CONSEGNA =>
Elenca tutte le città nominate nel testo sulla fotografia di Bill Brandt.

TESTO FORNITO =>

La fotografia di Bill Brandt


Bill Brandt nasce il 3 Maggio 1904 ad Amburgo in Germania.

Si interessa di fotografia intorno alla metà degli anni '20, nel 1929 a Parigi lavora come assistente nelle studio di Man Ray, qui entra in contatto con il cinema surrealista.

Nel 1931 si trasferisce definitivamente a Londra e dal 1931 al 1935 realizza come fotografo freelance documenti fotografici della vita sociale degli Inglesi pubblicati nel 1936 nel libro "The English at Home", in realtà è uscito per la prima volta nel 1935 ed urta la sensibilità britannica mostrando troppo esplicitamente le disparità di classe che la “Depressione” ha acuito. La mancanza di consenso è tale da farlo ritirare, ma la sua riedizione dopo un anno, in un mutato clima politico, fa del libro un trampolino di lancio per la carriera di Brandt.

Arts Métiers Graphiques nel 1938 pubblica il suo album fotografico "A Night in London" che diventa l'equivalente inglese del grande successo di Brassaï "Paris de Nuit" del 1932.


Durante la seconda guerra mondiale fotografa la gente che si rifugia nelle stazioni della metropolitana e nei rifugi antiaerei per proteggersi dai bombardamenti, realizza anche una serie durante il blackout, London by Moonlight, fotografa solo i silenzi e i chiari di luna, una popolazione nascosta e unita nella notte, che aspetta la pace. Ancora una volta si tratta di immagini evocative, non descrittive: Brandt non racconta la guerra, la evoca.



Come abbiamo appena visto Brandt negli anni '30 si è soffermato su temi di carattere sociale, mentre negli anni '40 si da alla fotografia ritrattistica. Mentre tra il '45 e il '50 un altro soggetto a cui si dedica è il paesaggio inglese, in quest'epoca si colloca la sua famosa fotografia intitolata "Stonehenge" comparsa il 19 Aprile 1947 sulla copertina della rivista "Picture Post" (che vedete qui alla vostra sinistra).

La particolarità di questa foto consiste nel cotrasto fra il bianco dei campi innevati e la silhouette nera di Stonehenge. 

Particolarmente interessanti sono le fotografie scattate da Brandt durante gli anni '40.



I nudi femminili di Bill Brandt sono immagini crude e spesso cupe, con un forte impatto grafico. Utilizzava un obiettivo ultragrandangolare che crea distorisioni ottiche nelle riprese a breve distanza e i suoi scatti presentano una enorme profondità di campo. La sua prima raccolta di nudi si intitola "Perspective of Nudes" del 1961.

La sua galleria fotografica è visibile al sito: The Bill Brandt Archive

Le fotografie contenute nella raccolta "Perspective of Nudes" sono visibili cliccando qui: Nudes - Images Bill Brandt Archive

Bill Brandt muore a Londra nel Dicembre del 1983.

[Dati di analisi del layout di pagina]
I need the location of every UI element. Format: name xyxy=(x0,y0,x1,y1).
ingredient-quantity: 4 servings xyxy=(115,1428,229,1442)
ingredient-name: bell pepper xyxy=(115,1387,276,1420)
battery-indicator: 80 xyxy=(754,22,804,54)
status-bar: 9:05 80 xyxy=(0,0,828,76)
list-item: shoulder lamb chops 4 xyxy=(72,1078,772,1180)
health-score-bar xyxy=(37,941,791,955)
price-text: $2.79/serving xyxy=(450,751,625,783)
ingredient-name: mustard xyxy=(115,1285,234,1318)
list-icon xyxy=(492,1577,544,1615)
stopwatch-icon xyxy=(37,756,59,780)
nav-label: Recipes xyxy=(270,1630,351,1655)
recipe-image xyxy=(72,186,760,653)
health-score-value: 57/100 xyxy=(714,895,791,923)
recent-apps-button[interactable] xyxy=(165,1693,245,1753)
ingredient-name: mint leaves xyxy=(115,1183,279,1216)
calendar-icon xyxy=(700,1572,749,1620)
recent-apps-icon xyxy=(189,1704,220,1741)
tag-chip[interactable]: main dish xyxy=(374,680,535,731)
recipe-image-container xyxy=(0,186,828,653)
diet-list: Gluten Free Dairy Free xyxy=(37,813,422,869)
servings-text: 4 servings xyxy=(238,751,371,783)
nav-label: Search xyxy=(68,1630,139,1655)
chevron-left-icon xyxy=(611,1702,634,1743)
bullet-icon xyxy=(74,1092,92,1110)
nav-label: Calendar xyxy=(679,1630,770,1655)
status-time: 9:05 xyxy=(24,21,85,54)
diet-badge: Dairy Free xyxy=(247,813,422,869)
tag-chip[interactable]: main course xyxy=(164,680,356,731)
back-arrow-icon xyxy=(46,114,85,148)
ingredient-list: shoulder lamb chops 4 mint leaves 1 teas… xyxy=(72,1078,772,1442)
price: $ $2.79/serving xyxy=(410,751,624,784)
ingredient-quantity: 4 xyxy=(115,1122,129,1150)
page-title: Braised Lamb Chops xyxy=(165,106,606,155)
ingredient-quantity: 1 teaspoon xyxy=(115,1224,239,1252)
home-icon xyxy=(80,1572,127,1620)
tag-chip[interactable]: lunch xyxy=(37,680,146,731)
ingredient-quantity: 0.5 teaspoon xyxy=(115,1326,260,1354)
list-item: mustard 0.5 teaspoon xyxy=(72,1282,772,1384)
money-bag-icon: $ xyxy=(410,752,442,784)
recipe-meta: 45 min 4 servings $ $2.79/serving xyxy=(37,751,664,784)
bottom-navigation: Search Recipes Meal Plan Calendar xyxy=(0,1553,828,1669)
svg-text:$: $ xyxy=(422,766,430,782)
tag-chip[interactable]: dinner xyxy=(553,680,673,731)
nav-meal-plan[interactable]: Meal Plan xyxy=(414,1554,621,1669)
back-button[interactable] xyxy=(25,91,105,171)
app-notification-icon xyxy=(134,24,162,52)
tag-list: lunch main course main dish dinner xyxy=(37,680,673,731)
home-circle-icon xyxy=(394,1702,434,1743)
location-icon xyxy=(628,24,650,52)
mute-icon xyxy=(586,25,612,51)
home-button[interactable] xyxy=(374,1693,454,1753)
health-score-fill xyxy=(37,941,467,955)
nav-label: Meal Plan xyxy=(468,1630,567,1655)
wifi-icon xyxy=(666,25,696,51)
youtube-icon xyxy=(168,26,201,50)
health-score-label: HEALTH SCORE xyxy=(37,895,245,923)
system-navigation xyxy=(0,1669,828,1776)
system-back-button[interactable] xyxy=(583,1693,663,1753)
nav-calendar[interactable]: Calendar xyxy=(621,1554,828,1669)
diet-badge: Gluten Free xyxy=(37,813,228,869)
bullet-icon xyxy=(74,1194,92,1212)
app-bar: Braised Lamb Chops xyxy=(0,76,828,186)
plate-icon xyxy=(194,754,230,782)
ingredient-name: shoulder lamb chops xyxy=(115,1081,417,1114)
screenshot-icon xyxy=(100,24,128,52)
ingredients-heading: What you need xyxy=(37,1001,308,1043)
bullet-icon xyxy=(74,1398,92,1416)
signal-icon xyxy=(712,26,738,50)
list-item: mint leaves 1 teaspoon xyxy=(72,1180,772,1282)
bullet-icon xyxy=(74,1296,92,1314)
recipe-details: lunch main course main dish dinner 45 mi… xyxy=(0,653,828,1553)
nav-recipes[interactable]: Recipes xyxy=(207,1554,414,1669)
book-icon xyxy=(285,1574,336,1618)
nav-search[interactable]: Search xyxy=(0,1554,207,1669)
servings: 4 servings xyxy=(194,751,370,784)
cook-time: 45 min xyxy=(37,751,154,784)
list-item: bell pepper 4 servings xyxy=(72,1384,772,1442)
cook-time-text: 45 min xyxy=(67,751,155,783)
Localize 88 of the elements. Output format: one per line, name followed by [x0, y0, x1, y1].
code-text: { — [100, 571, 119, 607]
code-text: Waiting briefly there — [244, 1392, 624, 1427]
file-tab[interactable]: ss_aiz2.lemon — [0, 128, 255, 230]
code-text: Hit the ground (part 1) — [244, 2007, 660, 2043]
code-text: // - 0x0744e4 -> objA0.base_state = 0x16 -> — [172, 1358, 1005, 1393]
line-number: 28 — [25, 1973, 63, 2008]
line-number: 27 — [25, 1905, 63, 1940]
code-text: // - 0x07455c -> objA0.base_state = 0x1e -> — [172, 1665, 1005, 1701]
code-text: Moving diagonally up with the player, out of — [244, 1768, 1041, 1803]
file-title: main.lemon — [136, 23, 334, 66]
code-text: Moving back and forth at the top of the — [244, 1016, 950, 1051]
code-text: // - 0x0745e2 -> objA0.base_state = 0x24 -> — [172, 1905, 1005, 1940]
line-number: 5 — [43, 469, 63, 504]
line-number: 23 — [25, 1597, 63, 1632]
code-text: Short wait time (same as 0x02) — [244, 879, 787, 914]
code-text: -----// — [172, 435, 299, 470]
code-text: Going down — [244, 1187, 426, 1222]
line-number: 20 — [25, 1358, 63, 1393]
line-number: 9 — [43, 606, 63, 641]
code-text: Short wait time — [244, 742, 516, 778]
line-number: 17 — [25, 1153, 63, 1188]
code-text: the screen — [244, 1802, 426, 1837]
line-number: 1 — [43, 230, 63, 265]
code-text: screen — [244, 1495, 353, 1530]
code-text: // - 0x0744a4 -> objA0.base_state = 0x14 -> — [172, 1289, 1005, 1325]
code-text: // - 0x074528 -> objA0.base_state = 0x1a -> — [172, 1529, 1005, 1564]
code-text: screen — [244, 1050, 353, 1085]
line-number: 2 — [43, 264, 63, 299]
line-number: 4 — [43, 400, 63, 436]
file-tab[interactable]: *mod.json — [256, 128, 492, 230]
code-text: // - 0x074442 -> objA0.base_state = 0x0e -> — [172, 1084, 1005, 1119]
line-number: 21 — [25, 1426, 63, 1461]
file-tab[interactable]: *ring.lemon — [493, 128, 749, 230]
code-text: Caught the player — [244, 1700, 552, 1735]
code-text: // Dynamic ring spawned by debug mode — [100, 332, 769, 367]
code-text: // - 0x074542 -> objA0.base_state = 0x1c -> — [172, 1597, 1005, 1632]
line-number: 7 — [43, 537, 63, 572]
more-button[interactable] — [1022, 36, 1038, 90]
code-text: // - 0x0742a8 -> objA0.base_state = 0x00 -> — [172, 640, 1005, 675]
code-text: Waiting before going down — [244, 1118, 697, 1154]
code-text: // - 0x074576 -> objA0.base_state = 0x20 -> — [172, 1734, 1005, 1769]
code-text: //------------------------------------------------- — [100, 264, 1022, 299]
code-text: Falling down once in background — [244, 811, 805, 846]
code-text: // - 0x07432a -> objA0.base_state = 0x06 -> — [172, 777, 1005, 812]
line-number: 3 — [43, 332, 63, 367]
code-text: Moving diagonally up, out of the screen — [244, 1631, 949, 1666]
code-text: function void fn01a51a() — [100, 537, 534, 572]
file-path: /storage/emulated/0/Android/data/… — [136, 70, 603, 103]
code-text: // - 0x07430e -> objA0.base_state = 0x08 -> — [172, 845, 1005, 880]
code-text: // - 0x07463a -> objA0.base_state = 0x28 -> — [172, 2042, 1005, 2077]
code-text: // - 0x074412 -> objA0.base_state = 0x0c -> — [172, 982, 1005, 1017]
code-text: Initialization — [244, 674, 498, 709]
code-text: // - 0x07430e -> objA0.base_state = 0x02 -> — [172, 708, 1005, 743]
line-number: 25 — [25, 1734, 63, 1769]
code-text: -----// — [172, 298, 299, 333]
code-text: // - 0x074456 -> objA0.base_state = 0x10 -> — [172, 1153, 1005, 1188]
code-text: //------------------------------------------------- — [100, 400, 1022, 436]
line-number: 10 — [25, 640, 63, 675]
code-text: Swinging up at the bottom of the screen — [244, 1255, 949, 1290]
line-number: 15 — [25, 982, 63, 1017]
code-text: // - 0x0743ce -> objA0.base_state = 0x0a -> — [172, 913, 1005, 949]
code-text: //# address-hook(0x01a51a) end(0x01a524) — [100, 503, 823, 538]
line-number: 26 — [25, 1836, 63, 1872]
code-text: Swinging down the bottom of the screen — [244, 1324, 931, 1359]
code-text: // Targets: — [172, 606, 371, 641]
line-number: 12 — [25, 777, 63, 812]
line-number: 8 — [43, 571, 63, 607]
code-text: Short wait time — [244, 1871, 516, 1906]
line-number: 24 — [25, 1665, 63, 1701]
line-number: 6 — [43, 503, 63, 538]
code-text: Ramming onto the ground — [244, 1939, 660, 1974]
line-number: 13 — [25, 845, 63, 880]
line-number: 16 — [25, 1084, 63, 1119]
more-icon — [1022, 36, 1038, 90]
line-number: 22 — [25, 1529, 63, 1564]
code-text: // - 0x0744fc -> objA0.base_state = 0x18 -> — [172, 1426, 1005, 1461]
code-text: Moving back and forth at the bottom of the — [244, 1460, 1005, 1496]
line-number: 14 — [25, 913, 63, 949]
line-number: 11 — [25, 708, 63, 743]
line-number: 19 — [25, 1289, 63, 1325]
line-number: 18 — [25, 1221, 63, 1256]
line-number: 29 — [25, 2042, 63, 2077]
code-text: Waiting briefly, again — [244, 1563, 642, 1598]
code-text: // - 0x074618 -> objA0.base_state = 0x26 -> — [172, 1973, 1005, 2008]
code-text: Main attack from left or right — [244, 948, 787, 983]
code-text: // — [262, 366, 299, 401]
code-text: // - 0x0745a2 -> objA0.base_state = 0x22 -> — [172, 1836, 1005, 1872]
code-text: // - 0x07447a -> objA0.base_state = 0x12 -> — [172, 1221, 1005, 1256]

SOLUZIONE =>
Amburgo, Parigi, Londra